- Lines of data:
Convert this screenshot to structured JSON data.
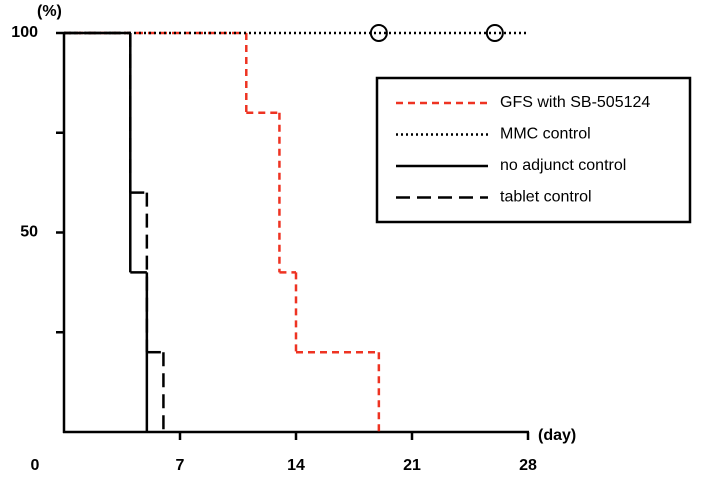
{
  "chart_data": {
    "type": "step",
    "x_label": "(day)",
    "y_label": "(%)",
    "xlim": [
      0,
      28
    ],
    "ylim": [
      0,
      100
    ],
    "xticks": [
      0,
      7,
      14,
      21,
      28
    ],
    "yticks": [
      {
        "value": 25,
        "label": null
      },
      50,
      {
        "value": 75,
        "label": null
      },
      100
    ],
    "series": [
      {
        "name": "GFS with SB-505124",
        "color": "#ee3322",
        "dash": "7,5",
        "x": [
          0,
          11,
          13,
          14,
          19
        ],
        "values": [
          100,
          80,
          40,
          20,
          0
        ]
      },
      {
        "name": "MMC control",
        "color": "#000000",
        "dash": "2,3",
        "x": [
          0,
          28
        ],
        "values": [
          100,
          100
        ],
        "censored": [
          19,
          26
        ]
      },
      {
        "name": "no adjunct control",
        "color": "#000000",
        "dash": "none",
        "x": [
          0,
          4,
          5
        ],
        "values": [
          100,
          40,
          0
        ]
      },
      {
        "name": "tablet control",
        "color": "#000000",
        "dash": "14,7",
        "x": [
          0,
          4,
          5,
          6
        ],
        "values": [
          100,
          60,
          20,
          0
        ]
      }
    ]
  }
}
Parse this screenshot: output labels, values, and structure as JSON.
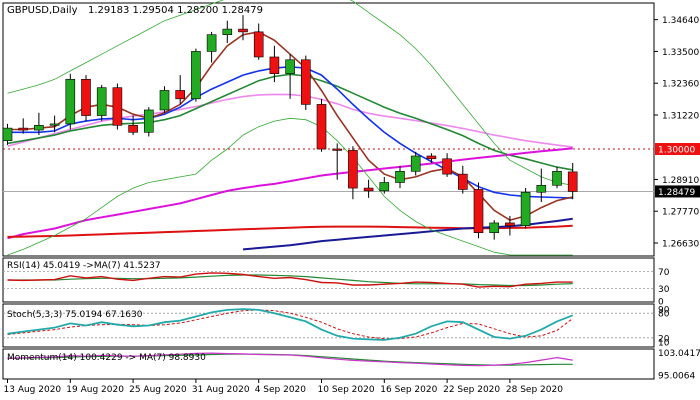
{
  "header": {
    "symbol": "GBPUSD,Daily",
    "ohlc": "1.29183 1.29504 1.28200 1.28479"
  },
  "colors": {
    "bull": "#22aa22",
    "bear": "#ee1111",
    "ma_dark": "#1a1a99",
    "ma_blue": "#1133ee",
    "ma_green": "#228833",
    "ma_magenta": "#dd11dd",
    "ma_pink": "#ee88ee",
    "ma_brown": "#993322",
    "ma_red": "#dd1111",
    "bollinger": "#33aa33",
    "level_label_bg": "#ee1111",
    "price_label_bg": "#000000"
  },
  "chart_data": {
    "type": "candlestick",
    "title": "GBPUSD,Daily",
    "x_tick_labels": [
      "13 Aug 2020",
      "19 Aug 2020",
      "25 Aug 2020",
      "31 Aug 2020",
      "4 Sep 2020",
      "10 Sep 2020",
      "16 Sep 2020",
      "22 Sep 2020",
      "28 Sep 2020"
    ],
    "x_tick_index": [
      0,
      4,
      8,
      12,
      16,
      20,
      24,
      28,
      32
    ],
    "price_axis": {
      "ylim": [
        1.262,
        1.352
      ],
      "tick_values": [
        1.3464,
        1.335,
        1.3236,
        1.3122,
        1.2891,
        1.2777,
        1.2663
      ],
      "tick_labels": [
        "1.34640",
        "1.33500",
        "1.32360",
        "1.31220",
        "1.28910",
        "1.27770",
        "1.26630"
      ],
      "level_value": 1.3,
      "level_label": "1.30000",
      "last_price": 1.28479,
      "last_price_label": "1.28479"
    },
    "candles": [
      {
        "o": 1.303,
        "h": 1.309,
        "l": 1.3015,
        "c": 1.3075
      },
      {
        "o": 1.3075,
        "h": 1.311,
        "l": 1.3055,
        "c": 1.3068
      },
      {
        "o": 1.3068,
        "h": 1.313,
        "l": 1.305,
        "c": 1.3085
      },
      {
        "o": 1.3085,
        "h": 1.312,
        "l": 1.306,
        "c": 1.309
      },
      {
        "o": 1.309,
        "h": 1.327,
        "l": 1.307,
        "c": 1.325
      },
      {
        "o": 1.325,
        "h": 1.3265,
        "l": 1.31,
        "c": 1.312
      },
      {
        "o": 1.312,
        "h": 1.323,
        "l": 1.31,
        "c": 1.322
      },
      {
        "o": 1.322,
        "h": 1.3235,
        "l": 1.307,
        "c": 1.3085
      },
      {
        "o": 1.3085,
        "h": 1.312,
        "l": 1.305,
        "c": 1.306
      },
      {
        "o": 1.306,
        "h": 1.315,
        "l": 1.3045,
        "c": 1.314
      },
      {
        "o": 1.314,
        "h": 1.3225,
        "l": 1.313,
        "c": 1.321
      },
      {
        "o": 1.321,
        "h": 1.3265,
        "l": 1.316,
        "c": 1.318
      },
      {
        "o": 1.318,
        "h": 1.336,
        "l": 1.317,
        "c": 1.335
      },
      {
        "o": 1.335,
        "h": 1.342,
        "l": 1.331,
        "c": 1.341
      },
      {
        "o": 1.341,
        "h": 1.346,
        "l": 1.338,
        "c": 1.343
      },
      {
        "o": 1.343,
        "h": 1.348,
        "l": 1.339,
        "c": 1.342
      },
      {
        "o": 1.342,
        "h": 1.345,
        "l": 1.332,
        "c": 1.333
      },
      {
        "o": 1.333,
        "h": 1.337,
        "l": 1.324,
        "c": 1.327
      },
      {
        "o": 1.327,
        "h": 1.334,
        "l": 1.318,
        "c": 1.332
      },
      {
        "o": 1.332,
        "h": 1.3335,
        "l": 1.314,
        "c": 1.316
      },
      {
        "o": 1.316,
        "h": 1.318,
        "l": 1.299,
        "c": 1.3
      },
      {
        "o": 1.3,
        "h": 1.302,
        "l": 1.289,
        "c": 1.2995
      },
      {
        "o": 1.2995,
        "h": 1.301,
        "l": 1.282,
        "c": 1.286
      },
      {
        "o": 1.286,
        "h": 1.289,
        "l": 1.2825,
        "c": 1.285
      },
      {
        "o": 1.285,
        "h": 1.29,
        "l": 1.284,
        "c": 1.288
      },
      {
        "o": 1.288,
        "h": 1.294,
        "l": 1.286,
        "c": 1.292
      },
      {
        "o": 1.292,
        "h": 1.299,
        "l": 1.2905,
        "c": 1.2975
      },
      {
        "o": 1.2975,
        "h": 1.2985,
        "l": 1.295,
        "c": 1.2965
      },
      {
        "o": 1.2965,
        "h": 1.2985,
        "l": 1.29,
        "c": 1.291
      },
      {
        "o": 1.291,
        "h": 1.294,
        "l": 1.284,
        "c": 1.2855
      },
      {
        "o": 1.2855,
        "h": 1.288,
        "l": 1.268,
        "c": 1.27
      },
      {
        "o": 1.27,
        "h": 1.2745,
        "l": 1.2675,
        "c": 1.2735
      },
      {
        "o": 1.2735,
        "h": 1.276,
        "l": 1.269,
        "c": 1.2725
      },
      {
        "o": 1.2725,
        "h": 1.286,
        "l": 1.2715,
        "c": 1.2845
      },
      {
        "o": 1.2845,
        "h": 1.293,
        "l": 1.281,
        "c": 1.287
      },
      {
        "o": 1.287,
        "h": 1.2935,
        "l": 1.286,
        "c": 1.292
      },
      {
        "o": 1.2918,
        "h": 1.295,
        "l": 1.282,
        "c": 1.2848
      }
    ],
    "ma_lines": [
      {
        "key": "ma_pink",
        "values": [
          1.301,
          1.3025,
          1.304,
          1.3055,
          1.307,
          1.3085,
          1.31,
          1.311,
          1.3118,
          1.3125,
          1.3133,
          1.3142,
          1.3152,
          1.3165,
          1.3178,
          1.3188,
          1.3194,
          1.3196,
          1.3195,
          1.319,
          1.3178,
          1.3162,
          1.3142,
          1.3128,
          1.3118,
          1.311,
          1.3102,
          1.3093,
          1.3084,
          1.3074,
          1.3062,
          1.305,
          1.304,
          1.303,
          1.3022,
          1.3014,
          1.3007
        ]
      },
      {
        "key": "ma_green",
        "values": [
          1.302,
          1.303,
          1.304,
          1.305,
          1.3065,
          1.3075,
          1.3085,
          1.309,
          1.3092,
          1.3095,
          1.3105,
          1.312,
          1.3145,
          1.317,
          1.3195,
          1.322,
          1.3245,
          1.326,
          1.3268,
          1.3262,
          1.3245,
          1.3225,
          1.32,
          1.3175,
          1.315,
          1.3128,
          1.311,
          1.309,
          1.307,
          1.3048,
          1.302,
          1.2995,
          1.2978,
          1.2965,
          1.295,
          1.2935,
          1.2925
        ]
      },
      {
        "key": "ma_blue",
        "values": [
          1.306,
          1.306,
          1.306,
          1.3065,
          1.309,
          1.31,
          1.3108,
          1.311,
          1.3105,
          1.311,
          1.3125,
          1.315,
          1.3185,
          1.3215,
          1.324,
          1.3265,
          1.328,
          1.329,
          1.3295,
          1.329,
          1.3265,
          1.3215,
          1.316,
          1.3108,
          1.306,
          1.302,
          1.2985,
          1.2955,
          1.2925,
          1.2895,
          1.2865,
          1.2845,
          1.2835,
          1.283,
          1.2828,
          1.2826,
          1.2824
        ]
      },
      {
        "key": "ma_brown",
        "values": [
          1.307,
          1.307,
          1.3075,
          1.308,
          1.312,
          1.315,
          1.316,
          1.315,
          1.3125,
          1.311,
          1.313,
          1.316,
          1.322,
          1.33,
          1.337,
          1.341,
          1.342,
          1.339,
          1.334,
          1.329,
          1.321,
          1.312,
          1.304,
          1.296,
          1.291,
          1.289,
          1.29,
          1.292,
          1.293,
          1.29,
          1.284,
          1.278,
          1.2745,
          1.276,
          1.279,
          1.2815,
          1.2828
        ]
      },
      {
        "key": "ma_magenta",
        "values": [
          1.268,
          1.2695,
          1.2705,
          1.2715,
          1.273,
          1.2745,
          1.2755,
          1.2765,
          1.2775,
          1.2785,
          1.2795,
          1.2805,
          1.282,
          1.2835,
          1.285,
          1.286,
          1.2868,
          1.2875,
          1.2885,
          1.2895,
          1.2905,
          1.2912,
          1.2918,
          1.2924,
          1.293,
          1.2936,
          1.2942,
          1.2948,
          1.2955,
          1.2962,
          1.2968,
          1.2974,
          1.298,
          1.2986,
          1.2992,
          1.2997,
          1.3003
        ]
      },
      {
        "key": "ma_red",
        "values": [
          1.2685,
          1.2686,
          1.2687,
          1.2688,
          1.269,
          1.2692,
          1.2694,
          1.2696,
          1.2698,
          1.27,
          1.2702,
          1.2704,
          1.2706,
          1.2708,
          1.271,
          1.2712,
          1.2714,
          1.2716,
          1.2718,
          1.272,
          1.2721,
          1.2722,
          1.2722,
          1.2722,
          1.2721,
          1.272,
          1.2719,
          1.2718,
          1.2717,
          1.2716,
          1.2716,
          1.2716,
          1.2717,
          1.2718,
          1.272,
          1.2722,
          1.2725
        ]
      },
      {
        "key": "ma_dark",
        "start": 15,
        "values": [
          1.264,
          1.2645,
          1.265,
          1.2655,
          1.2662,
          1.267,
          1.2675,
          1.268,
          1.2685,
          1.269,
          1.2695,
          1.27,
          1.2705,
          1.271,
          1.2715,
          1.2718,
          1.272,
          1.2723,
          1.2728,
          1.2735,
          1.2742,
          1.275
        ]
      },
      {
        "key": "bollinger",
        "values": [
          1.32,
          1.3215,
          1.323,
          1.325,
          1.328,
          1.331,
          1.334,
          1.337,
          1.34,
          1.343,
          1.346,
          1.348,
          1.35,
          1.352,
          1.354,
          1.356,
          1.3575,
          1.3585,
          1.359,
          1.359,
          1.358,
          1.356,
          1.353,
          1.349,
          1.345,
          1.341,
          1.336,
          1.33,
          1.323,
          1.316,
          1.309,
          1.302,
          1.296,
          1.293,
          1.29,
          1.288,
          1.287
        ]
      },
      {
        "key": "bollinger",
        "values": [
          1.262,
          1.264,
          1.2665,
          1.269,
          1.272,
          1.275,
          1.279,
          1.283,
          1.286,
          1.288,
          1.289,
          1.29,
          1.291,
          1.296,
          1.3,
          1.305,
          1.308,
          1.31,
          1.311,
          1.3105,
          1.308,
          1.303,
          1.297,
          1.29,
          1.283,
          1.278,
          1.274,
          1.271,
          1.269,
          1.267,
          1.265,
          1.263,
          1.262,
          1.262,
          1.262,
          1.262,
          1.262
        ]
      }
    ],
    "rsi": {
      "label": "RSI(14) 45.0419  ->MA(7) 41.5237",
      "ylim": [
        0,
        100
      ],
      "tick_values": [
        70,
        30,
        0
      ],
      "tick_labels": [
        "70",
        "30",
        "0"
      ],
      "levels": [
        70,
        30
      ],
      "rsi_values": [
        50,
        49,
        50,
        51,
        60,
        55,
        58,
        52,
        49,
        54,
        58,
        57,
        64,
        67,
        66,
        63,
        58,
        54,
        56,
        51,
        44,
        43,
        38,
        38,
        40,
        42,
        45,
        44,
        42,
        40,
        33,
        35,
        34,
        40,
        42,
        45,
        45
      ],
      "ma_values": [
        50,
        50,
        50,
        50,
        52,
        53,
        54,
        54,
        53,
        53,
        54,
        55,
        57,
        59,
        61,
        62,
        62,
        61,
        60,
        58,
        55,
        52,
        49,
        46,
        44,
        42,
        41,
        41,
        41,
        41,
        39,
        38,
        37,
        37,
        38,
        40,
        41.5
      ]
    },
    "stoch": {
      "label": "Stoch(5,3,3) 75.0194 67.1630",
      "ylim": [
        0,
        100
      ],
      "tick_values": [
        90,
        80,
        20,
        10
      ],
      "tick_labels": [
        "90",
        "80",
        "20",
        "10"
      ],
      "levels": [
        80,
        20
      ],
      "k_values": [
        30,
        35,
        40,
        45,
        55,
        50,
        58,
        52,
        48,
        50,
        58,
        62,
        72,
        82,
        88,
        90,
        88,
        80,
        70,
        60,
        40,
        25,
        18,
        16,
        15,
        20,
        30,
        48,
        60,
        58,
        40,
        22,
        18,
        25,
        40,
        60,
        75
      ],
      "d_values": [
        28,
        32,
        36,
        40,
        46,
        50,
        52,
        53,
        52,
        50,
        52,
        56,
        64,
        72,
        80,
        86,
        88,
        86,
        80,
        70,
        58,
        42,
        30,
        22,
        18,
        18,
        22,
        32,
        45,
        55,
        54,
        42,
        30,
        22,
        25,
        38,
        67
      ]
    },
    "momentum": {
      "label": "Momentum(14) 100.4229  -> MA(7) 98.8930",
      "ylim": [
        94.0,
        104.0
      ],
      "tick_values": [
        103.0417,
        95.0064
      ],
      "tick_labels": [
        "103.0417",
        "95.0064"
      ],
      "mom_values": [
        101.0,
        101.2,
        101.4,
        101.5,
        102.0,
        101.8,
        102.1,
        101.9,
        101.8,
        102.0,
        102.3,
        102.5,
        102.8,
        102.9,
        102.7,
        102.6,
        102.4,
        102.3,
        102.2,
        101.8,
        101.2,
        100.7,
        100.3,
        100.0,
        99.8,
        99.5,
        99.3,
        99.0,
        98.7,
        98.5,
        98.4,
        98.6,
        98.9,
        99.5,
        100.4,
        101.3,
        100.4
      ],
      "ma_values": [
        101.0,
        101.1,
        101.2,
        101.3,
        101.5,
        101.6,
        101.7,
        101.8,
        101.8,
        101.9,
        102.0,
        102.1,
        102.2,
        102.4,
        102.5,
        102.5,
        102.5,
        102.4,
        102.3,
        102.0,
        101.6,
        101.2,
        100.8,
        100.4,
        100.0,
        99.7,
        99.5,
        99.3,
        99.1,
        98.9,
        98.7,
        98.6,
        98.6,
        98.7,
        98.8,
        98.9,
        98.9
      ]
    }
  }
}
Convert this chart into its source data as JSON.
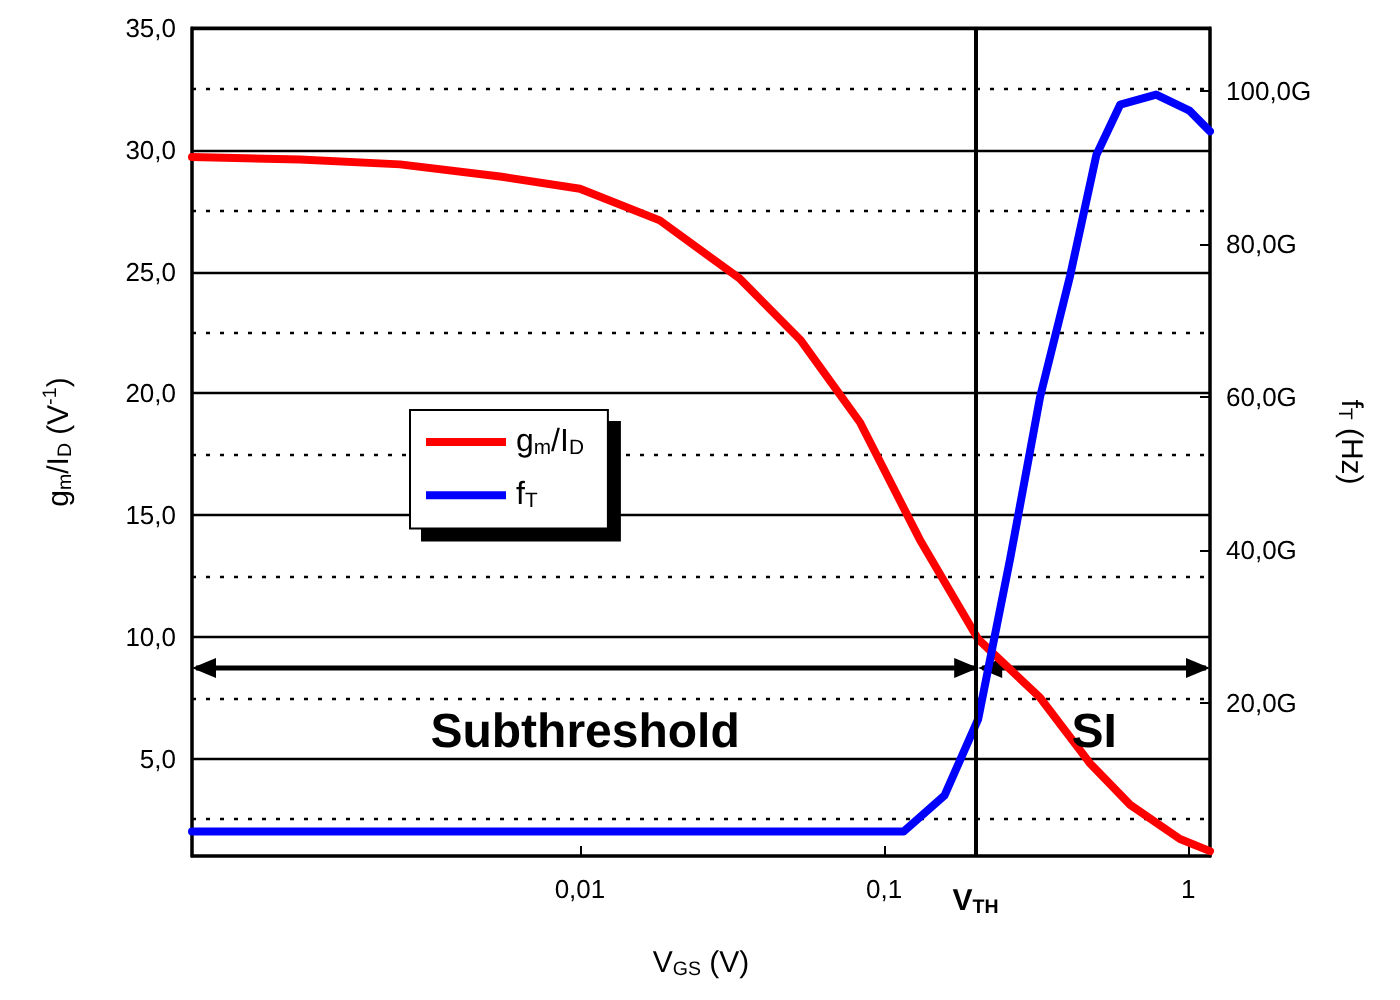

- WRITTEN TASK:
Read through the data and copy every line where "screenshot" shows up.

- ANSWER FOR THE TASK:
Convert this screenshot to structured JSON data.
Parse this screenshot: output labels, values, and structure as JSON.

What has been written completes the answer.